- _YOUR INSTRUCTIONS_
Copy out all of the data exactly as it appears.

━━━ RECORDS FOR THIS EXERCISE ━━━

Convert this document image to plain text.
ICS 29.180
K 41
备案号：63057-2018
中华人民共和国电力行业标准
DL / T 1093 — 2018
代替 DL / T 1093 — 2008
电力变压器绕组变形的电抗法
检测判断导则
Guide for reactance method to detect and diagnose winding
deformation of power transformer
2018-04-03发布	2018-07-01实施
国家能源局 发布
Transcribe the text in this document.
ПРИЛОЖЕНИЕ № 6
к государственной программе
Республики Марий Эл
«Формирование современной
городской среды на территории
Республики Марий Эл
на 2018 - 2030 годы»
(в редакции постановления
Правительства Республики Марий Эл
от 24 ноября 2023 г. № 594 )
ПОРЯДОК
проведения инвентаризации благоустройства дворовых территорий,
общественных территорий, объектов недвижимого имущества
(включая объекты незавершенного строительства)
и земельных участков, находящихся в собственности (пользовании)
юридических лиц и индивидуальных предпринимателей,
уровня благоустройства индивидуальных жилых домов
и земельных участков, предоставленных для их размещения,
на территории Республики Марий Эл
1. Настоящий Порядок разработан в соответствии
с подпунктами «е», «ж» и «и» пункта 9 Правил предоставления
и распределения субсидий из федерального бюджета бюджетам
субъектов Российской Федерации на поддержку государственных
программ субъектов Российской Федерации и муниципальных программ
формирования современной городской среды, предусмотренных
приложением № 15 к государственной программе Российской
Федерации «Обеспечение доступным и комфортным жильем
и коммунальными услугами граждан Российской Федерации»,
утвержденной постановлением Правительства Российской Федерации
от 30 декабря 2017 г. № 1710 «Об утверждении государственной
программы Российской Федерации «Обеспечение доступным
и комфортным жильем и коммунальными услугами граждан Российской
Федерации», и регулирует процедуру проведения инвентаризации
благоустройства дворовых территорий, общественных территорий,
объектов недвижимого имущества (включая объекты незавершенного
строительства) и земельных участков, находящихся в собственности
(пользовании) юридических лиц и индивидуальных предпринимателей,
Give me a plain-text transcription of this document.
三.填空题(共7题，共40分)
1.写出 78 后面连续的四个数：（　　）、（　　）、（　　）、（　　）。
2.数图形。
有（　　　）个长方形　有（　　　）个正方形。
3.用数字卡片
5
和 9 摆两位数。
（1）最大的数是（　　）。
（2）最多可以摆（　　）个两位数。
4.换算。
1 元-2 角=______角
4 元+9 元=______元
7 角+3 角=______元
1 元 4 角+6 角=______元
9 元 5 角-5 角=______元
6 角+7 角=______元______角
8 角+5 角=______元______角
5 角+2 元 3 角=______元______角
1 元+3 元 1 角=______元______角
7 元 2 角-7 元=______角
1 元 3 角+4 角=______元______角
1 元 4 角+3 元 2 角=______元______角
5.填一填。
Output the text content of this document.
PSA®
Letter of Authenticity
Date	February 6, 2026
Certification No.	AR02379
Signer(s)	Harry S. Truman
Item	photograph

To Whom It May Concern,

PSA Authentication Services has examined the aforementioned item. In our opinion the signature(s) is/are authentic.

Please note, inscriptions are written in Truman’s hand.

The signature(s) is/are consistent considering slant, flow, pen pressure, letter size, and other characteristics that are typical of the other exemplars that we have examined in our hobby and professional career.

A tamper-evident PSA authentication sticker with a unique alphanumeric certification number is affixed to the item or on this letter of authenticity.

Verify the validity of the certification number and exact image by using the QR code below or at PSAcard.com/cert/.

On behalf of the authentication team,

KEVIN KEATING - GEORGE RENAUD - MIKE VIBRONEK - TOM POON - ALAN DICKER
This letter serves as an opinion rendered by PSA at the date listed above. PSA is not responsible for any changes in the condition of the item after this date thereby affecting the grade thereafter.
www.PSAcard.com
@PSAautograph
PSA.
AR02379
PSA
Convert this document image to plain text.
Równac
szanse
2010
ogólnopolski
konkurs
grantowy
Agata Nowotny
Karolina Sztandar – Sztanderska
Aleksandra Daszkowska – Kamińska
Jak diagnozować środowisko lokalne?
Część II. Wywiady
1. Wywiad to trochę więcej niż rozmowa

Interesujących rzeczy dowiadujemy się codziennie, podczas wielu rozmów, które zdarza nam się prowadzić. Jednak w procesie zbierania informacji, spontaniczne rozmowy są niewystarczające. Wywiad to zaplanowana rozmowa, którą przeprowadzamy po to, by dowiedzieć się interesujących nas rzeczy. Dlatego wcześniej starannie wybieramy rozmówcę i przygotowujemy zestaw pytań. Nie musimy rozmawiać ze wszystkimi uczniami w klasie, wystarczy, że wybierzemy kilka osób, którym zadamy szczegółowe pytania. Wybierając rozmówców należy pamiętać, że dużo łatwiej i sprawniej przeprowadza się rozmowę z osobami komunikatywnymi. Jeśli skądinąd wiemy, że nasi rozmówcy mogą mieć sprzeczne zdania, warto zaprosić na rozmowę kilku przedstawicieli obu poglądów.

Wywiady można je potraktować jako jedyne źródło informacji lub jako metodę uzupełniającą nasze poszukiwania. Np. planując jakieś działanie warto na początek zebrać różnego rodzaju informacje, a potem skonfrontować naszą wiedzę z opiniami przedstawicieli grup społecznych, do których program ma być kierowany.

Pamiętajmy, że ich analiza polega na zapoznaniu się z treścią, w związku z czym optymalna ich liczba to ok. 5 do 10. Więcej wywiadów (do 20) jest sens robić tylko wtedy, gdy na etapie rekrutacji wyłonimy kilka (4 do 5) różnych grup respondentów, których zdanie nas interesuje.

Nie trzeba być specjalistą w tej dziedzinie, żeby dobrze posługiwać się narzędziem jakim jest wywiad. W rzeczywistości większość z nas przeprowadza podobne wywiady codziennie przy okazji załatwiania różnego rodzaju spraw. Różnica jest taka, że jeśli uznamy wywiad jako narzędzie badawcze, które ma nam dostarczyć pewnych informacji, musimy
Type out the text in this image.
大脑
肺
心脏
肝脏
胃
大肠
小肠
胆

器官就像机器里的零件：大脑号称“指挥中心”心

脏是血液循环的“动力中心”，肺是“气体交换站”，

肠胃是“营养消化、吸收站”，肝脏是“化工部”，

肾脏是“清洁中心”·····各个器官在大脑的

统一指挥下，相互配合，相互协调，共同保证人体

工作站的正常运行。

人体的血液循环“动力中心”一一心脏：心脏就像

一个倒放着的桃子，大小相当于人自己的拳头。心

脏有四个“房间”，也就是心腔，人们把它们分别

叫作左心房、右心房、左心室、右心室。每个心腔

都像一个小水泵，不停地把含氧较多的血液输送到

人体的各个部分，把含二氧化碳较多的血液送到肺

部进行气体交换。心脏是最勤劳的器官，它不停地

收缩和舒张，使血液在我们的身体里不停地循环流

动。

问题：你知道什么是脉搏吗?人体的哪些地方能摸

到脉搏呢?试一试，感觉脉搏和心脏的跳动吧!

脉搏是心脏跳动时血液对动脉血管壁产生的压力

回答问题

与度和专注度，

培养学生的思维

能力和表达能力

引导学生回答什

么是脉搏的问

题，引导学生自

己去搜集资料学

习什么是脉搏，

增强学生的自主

━━━

- _RESPONSE FOR THIS EXERCISE_
Convert this document image to plain text.
ICS 29.180
K 41
备案号：63057-2018
中华人民共和国电力行业标准
DL / T 1093 — 2018
代替 DL / T 1093 — 2008
电力变压器绕组变形的电抗法
检测判断导则
Guide for reactance method to detect and diagnose winding
deformation of power transformer
2018-04-03发布	2018-07-01实施
国家能源局 发布
Transcribe the text in this document.
ПРИЛОЖЕНИЕ № 6
к государственной программе
Республики Марий Эл
«Формирование современной
городской среды на территории
Республики Марий Эл
на 2018 - 2030 годы»
(в редакции постановления
Правительства Республики Марий Эл
от 24 ноября 2023 г. № 594 )
ПОРЯДОК
проведения инвентаризации благоустройства дворовых территорий,
общественных территорий, объектов недвижимого имущества
(включая объекты незавершенного строительства)
и земельных участков, находящихся в собственности (пользовании)
юридических лиц и индивидуальных предпринимателей,
уровня благоустройства индивидуальных жилых домов
и земельных участков, предоставленных для их размещения,
на территории Республики Марий Эл
1. Настоящий Порядок разработан в соответствии
с подпунктами «е», «ж» и «и» пункта 9 Правил предоставления
и распределения субсидий из федерального бюджета бюджетам
субъектов Российской Федерации на поддержку государственных
программ субъектов Российской Федерации и муниципальных программ
формирования современной городской среды, предусмотренных
приложением № 15 к государственной программе Российской
Федерации «Обеспечение доступным и комфортным жильем
и коммунальными услугами граждан Российской Федерации»,
утвержденной постановлением Правительства Российской Федерации
от 30 декабря 2017 г. № 1710 «Об утверждении государственной
программы Российской Федерации «Обеспечение доступным
и комфортным жильем и коммунальными услугами граждан Российской
Федерации», и регулирует процедуру проведения инвентаризации
благоустройства дворовых территорий, общественных территорий,
объектов недвижимого имущества (включая объекты незавершенного
строительства) и земельных участков, находящихся в собственности
(пользовании) юридических лиц и индивидуальных предпринимателей,
Give me a plain-text transcription of this document.
三.填空题(共7题，共40分)
1.写出 78 后面连续的四个数：（　　）、（　　）、（　　）、（　　）。
2.数图形。
有（　　　）个长方形　有（　　　）个正方形。
3.用数字卡片
5
和 9 摆两位数。
（1）最大的数是（　　）。
（2）最多可以摆（　　）个两位数。
4.换算。
1 元-2 角=______角
4 元+9 元=______元
7 角+3 角=______元
1 元 4 角+6 角=______元
9 元 5 角-5 角=______元
6 角+7 角=______元______角
8 角+5 角=______元______角
5 角+2 元 3 角=______元______角
1 元+3 元 1 角=______元______角
7 元 2 角-7 元=______角
1 元 3 角+4 角=______元______角
1 元 4 角+3 元 2 角=______元______角
5.填一填。
Output the text content of this document.
PSA®
Letter of Authenticity
Date	February 6, 2026
Certification No.	AR02379
Signer(s)	Harry S. Truman
Item	photograph

To Whom It May Concern,

PSA Authentication Services has examined the aforementioned item. In our opinion the signature(s) is/are authentic.

Please note, inscriptions are written in Truman’s hand.

The signature(s) is/are consistent considering slant, flow, pen pressure, letter size, and other characteristics that are typical of the other exemplars that we have examined in our hobby and professional career.

A tamper-evident PSA authentication sticker with a unique alphanumeric certification number is affixed to the item or on this letter of authenticity.

Verify the validity of the certification number and exact image by using the QR code below or at PSAcard.com/cert/.

On behalf of the authentication team,

KEVIN KEATING - GEORGE RENAUD - MIKE VIBRONEK - TOM POON - ALAN DICKER
This letter serves as an opinion rendered by PSA at the date listed above. PSA is not responsible for any changes in the condition of the item after this date thereby affecting the grade thereafter.
www.PSAcard.com
@PSAautograph
PSA.
AR02379
PSA
Convert this document image to plain text.
Równac
szanse
2010
ogólnopolski
konkurs
grantowy
Agata Nowotny
Karolina Sztandar – Sztanderska
Aleksandra Daszkowska – Kamińska
Jak diagnozować środowisko lokalne?
Część II. Wywiady
1. Wywiad to trochę więcej niż rozmowa

Interesujących rzeczy dowiadujemy się codziennie, podczas wielu rozmów, które zdarza nam się prowadzić. Jednak w procesie zbierania informacji, spontaniczne rozmowy są niewystarczające. Wywiad to zaplanowana rozmowa, którą przeprowadzamy po to, by dowiedzieć się interesujących nas rzeczy. Dlatego wcześniej starannie wybieramy rozmówcę i przygotowujemy zestaw pytań. Nie musimy rozmawiać ze wszystkimi uczniami w klasie, wystarczy, że wybierzemy kilka osób, którym zadamy szczegółowe pytania. Wybierając rozmówców należy pamiętać, że dużo łatwiej i sprawniej przeprowadza się rozmowę z osobami komunikatywnymi. Jeśli skądinąd wiemy, że nasi rozmówcy mogą mieć sprzeczne zdania, warto zaprosić na rozmowę kilku przedstawicieli obu poglądów.

Wywiady można je potraktować jako jedyne źródło informacji lub jako metodę uzupełniającą nasze poszukiwania. Np. planując jakieś działanie warto na początek zebrać różnego rodzaju informacje, a potem skonfrontować naszą wiedzę z opiniami przedstawicieli grup społecznych, do których program ma być kierowany.

Pamiętajmy, że ich analiza polega na zapoznaniu się z treścią, w związku z czym optymalna ich liczba to ok. 5 do 10. Więcej wywiadów (do 20) jest sens robić tylko wtedy, gdy na etapie rekrutacji wyłonimy kilka (4 do 5) różnych grup respondentów, których zdanie nas interesuje.

Nie trzeba być specjalistą w tej dziedzinie, żeby dobrze posługiwać się narzędziem jakim jest wywiad. W rzeczywistości większość z nas przeprowadza podobne wywiady codziennie przy okazji załatwiania różnego rodzaju spraw. Różnica jest taka, że jeśli uznamy wywiad jako narzędzie badawcze, które ma nam dostarczyć pewnych informacji, musimy
Type out the text in this image.
大脑
肺
心脏
肝脏
胃
大肠
小肠
胆

器官就像机器里的零件：大脑号称“指挥中心”心

脏是血液循环的“动力中心”，肺是“气体交换站”，

肠胃是“营养消化、吸收站”，肝脏是“化工部”，

肾脏是“清洁中心”·····各个器官在大脑的

统一指挥下，相互配合，相互协调，共同保证人体

工作站的正常运行。

人体的血液循环“动力中心”一一心脏：心脏就像

一个倒放着的桃子，大小相当于人自己的拳头。心

脏有四个“房间”，也就是心腔，人们把它们分别

叫作左心房、右心房、左心室、右心室。每个心腔

都像一个小水泵，不停地把含氧较多的血液输送到

人体的各个部分，把含二氧化碳较多的血液送到肺

部进行气体交换。心脏是最勤劳的器官，它不停地

收缩和舒张，使血液在我们的身体里不停地循环流

动。

问题：你知道什么是脉搏吗?人体的哪些地方能摸

到脉搏呢?试一试，感觉脉搏和心脏的跳动吧!

脉搏是心脏跳动时血液对动脉血管壁产生的压力

回答问题

与度和专注度，

培养学生的思维

能力和表达能力

引导学生回答什

么是脉搏的问

题，引导学生自

己去搜集资料学

习什么是脉搏，

增强学生的自主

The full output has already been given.